■ WORK INSTRUCTIONS:
Set down each line of the data below exactly as it stands, dropping the pictures.

---*---

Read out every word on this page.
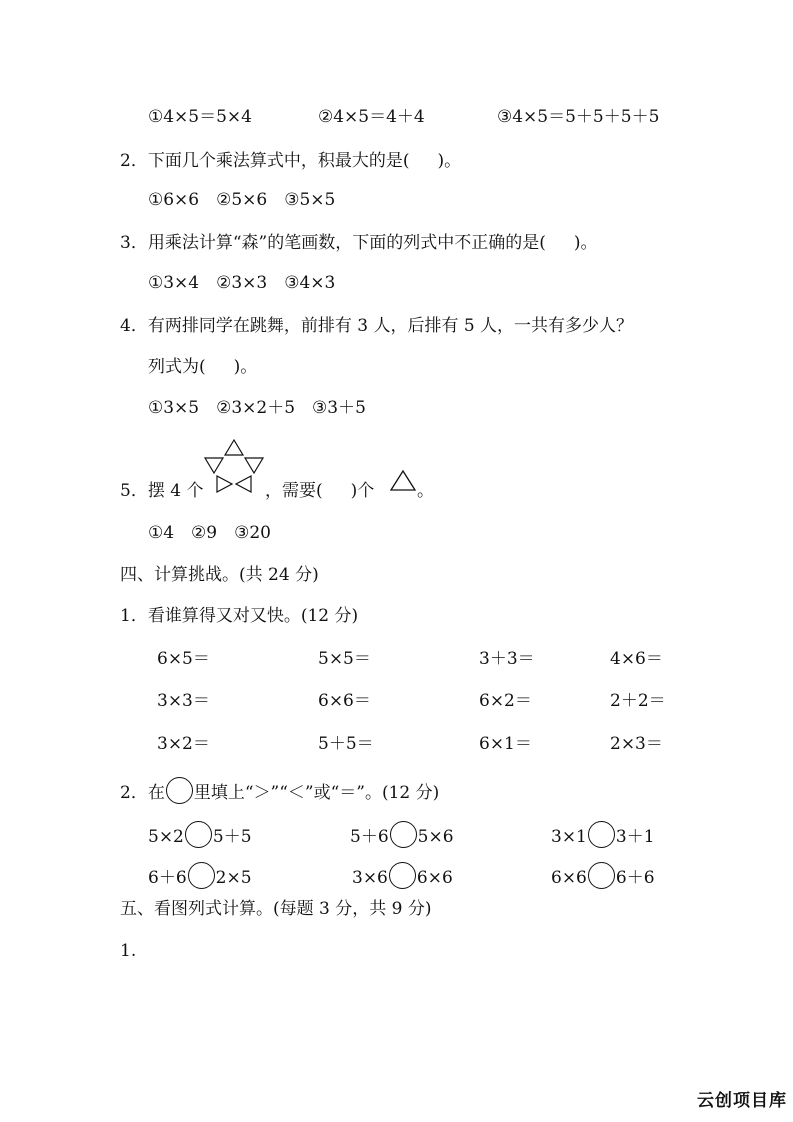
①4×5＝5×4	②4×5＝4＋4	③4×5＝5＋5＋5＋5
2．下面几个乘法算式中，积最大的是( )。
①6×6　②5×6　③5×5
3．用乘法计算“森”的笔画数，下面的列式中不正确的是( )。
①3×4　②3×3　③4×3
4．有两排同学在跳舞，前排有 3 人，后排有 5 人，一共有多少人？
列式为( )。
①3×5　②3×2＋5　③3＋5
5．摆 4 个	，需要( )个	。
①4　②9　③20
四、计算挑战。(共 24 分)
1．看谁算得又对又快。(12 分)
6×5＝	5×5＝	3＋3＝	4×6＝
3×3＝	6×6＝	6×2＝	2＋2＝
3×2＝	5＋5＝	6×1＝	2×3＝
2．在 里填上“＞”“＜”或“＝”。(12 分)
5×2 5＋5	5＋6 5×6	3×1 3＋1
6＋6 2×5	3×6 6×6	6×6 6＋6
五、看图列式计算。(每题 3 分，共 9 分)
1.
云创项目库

---*---

■ RESPONSE TO THE EXERCISE:
Read out every word on this page.
①4×5＝5×4	②4×5＝4＋4	③4×5＝5＋5＋5＋5
2．下面几个乘法算式中，积最大的是( )。
①6×6　②5×6　③5×5
3．用乘法计算“森”的笔画数，下面的列式中不正确的是( )。
①3×4　②3×3　③4×3
4．有两排同学在跳舞，前排有 3 人，后排有 5 人，一共有多少人？
列式为( )。
①3×5　②3×2＋5　③3＋5
5．摆 4 个	，需要( )个	。
①4　②9　③20
四、计算挑战。(共 24 分)
1．看谁算得又对又快。(12 分)
6×5＝	5×5＝	3＋3＝	4×6＝
3×3＝	6×6＝	6×2＝	2＋2＝
3×2＝	5＋5＝	6×1＝	2×3＝
2．在 里填上“＞”“＜”或“＝”。(12 分)
5×2 5＋5	5＋6 5×6	3×1 3＋1
6＋6 2×5	3×6 6×6	6×6 6＋6
五、看图列式计算。(每题 3 分，共 9 分)
1.
云创项目库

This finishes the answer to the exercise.